» WHAT TO PRODUCE: Go through the entries below and copy each line containing the word "Presidente".

━━━ RECORDS SUPPLIED

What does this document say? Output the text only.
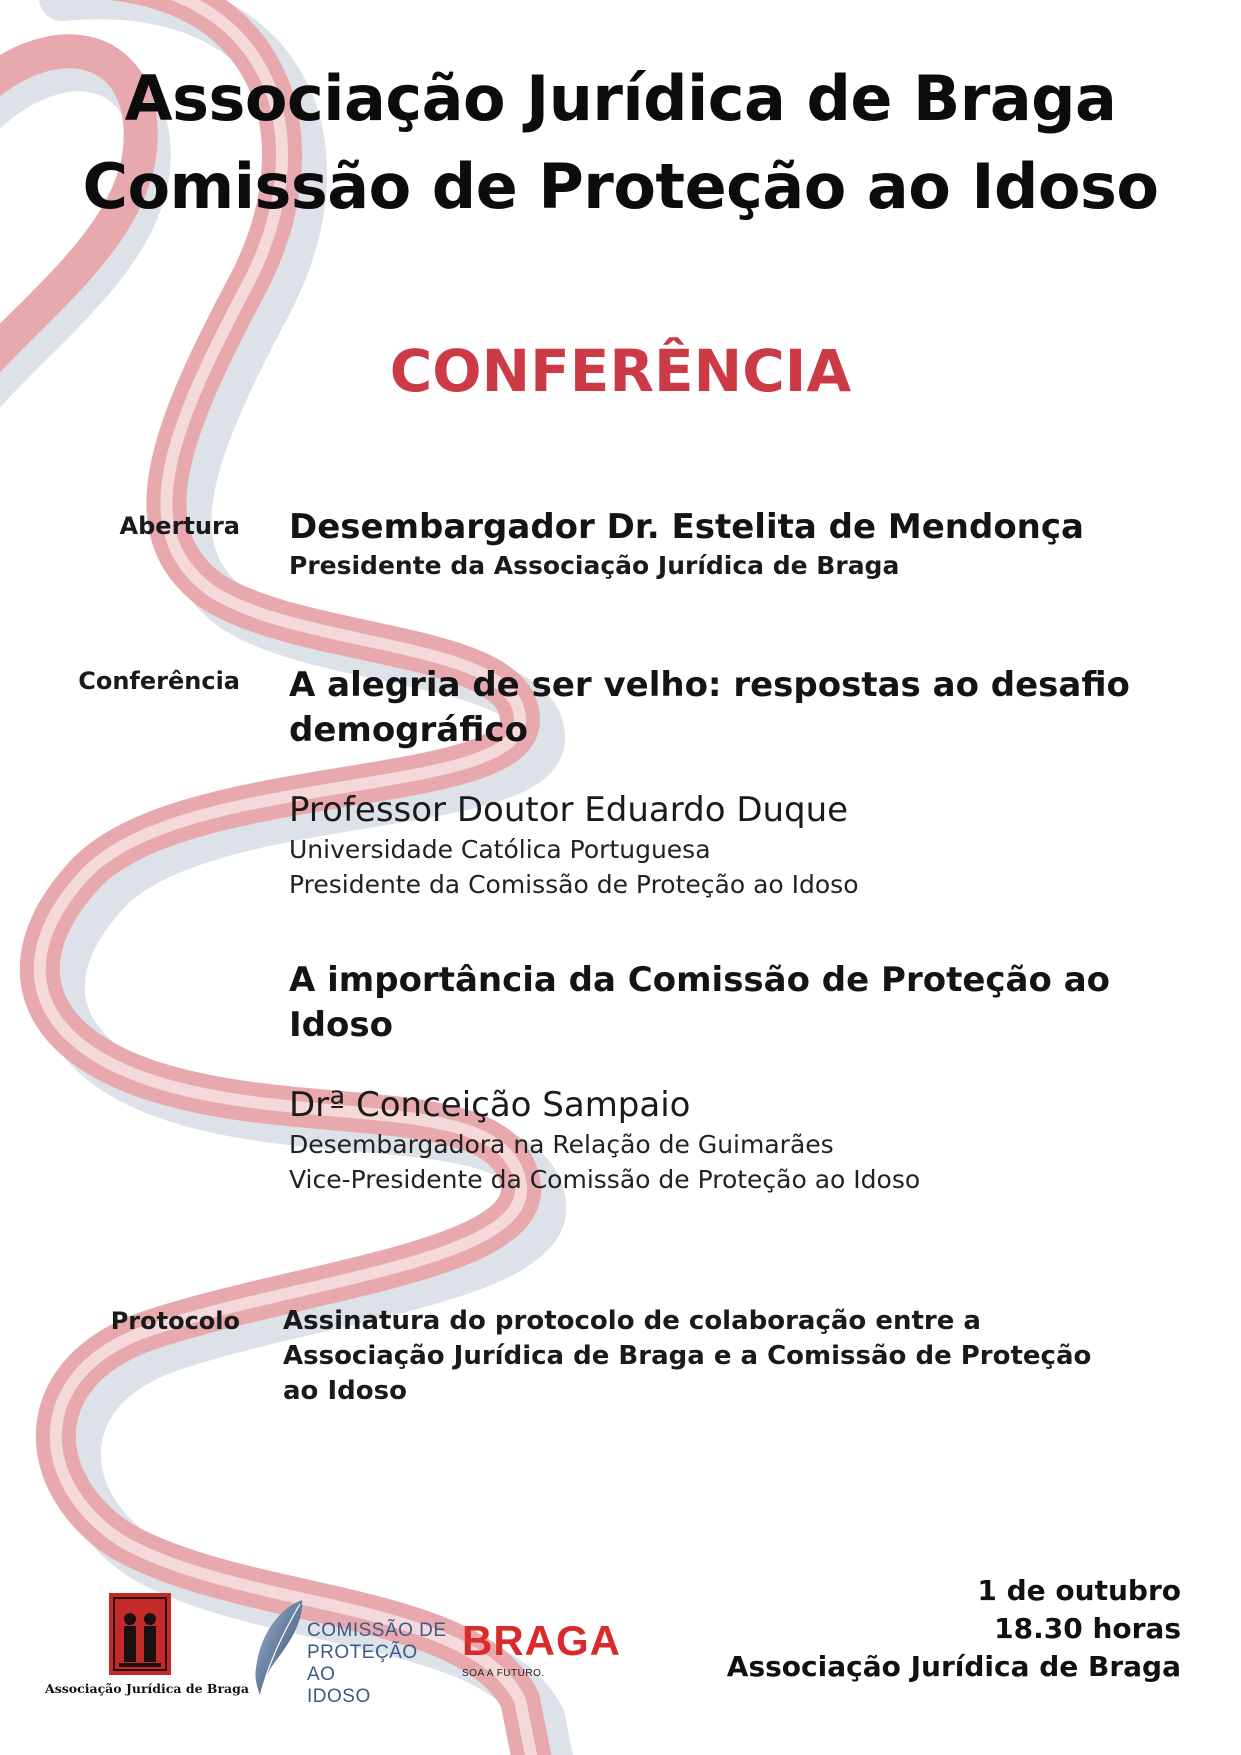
Associação Jurídica de Braga
Comissão de Proteção ao Idoso
CONFERÊNCIA
Abertura Desembargador Dr. Estelita de Mendonça
Presidente da Associação Jurídica de Braga
Conferência A alegria de ser velho: respostas ao desafio
demográfico
Professor Doutor Eduardo Duque
Universidade Católica Portuguesa
Presidente da Comissão de Proteção ao Idoso
A importância da Comissão de Proteção ao
Idoso
Drª Conceição Sampaio
Desembargadora na Relação de Guimarães
Vice-Presidente da Comissão de Proteção ao Idoso
Protocolo Assinatura do protocolo de colaboração entre a
Associação Jurídica de Braga e a Comissão de Proteção
ao Idoso
Associação Jurídica de Braga
COMISSÃO DE
PROTEÇÃO AO
IDOSO
BRAGA
SOA A FUTURO.
1 de outubro
18.30 horas
Associação Jurídica de Braga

━━━━━━

» SOLUTION FOR THIS TASK:
Presidente da Associação Jurídica de Braga
Presidente da Comissão de Proteção ao Idoso
Vice-Presidente da Comissão de Proteção ao Idoso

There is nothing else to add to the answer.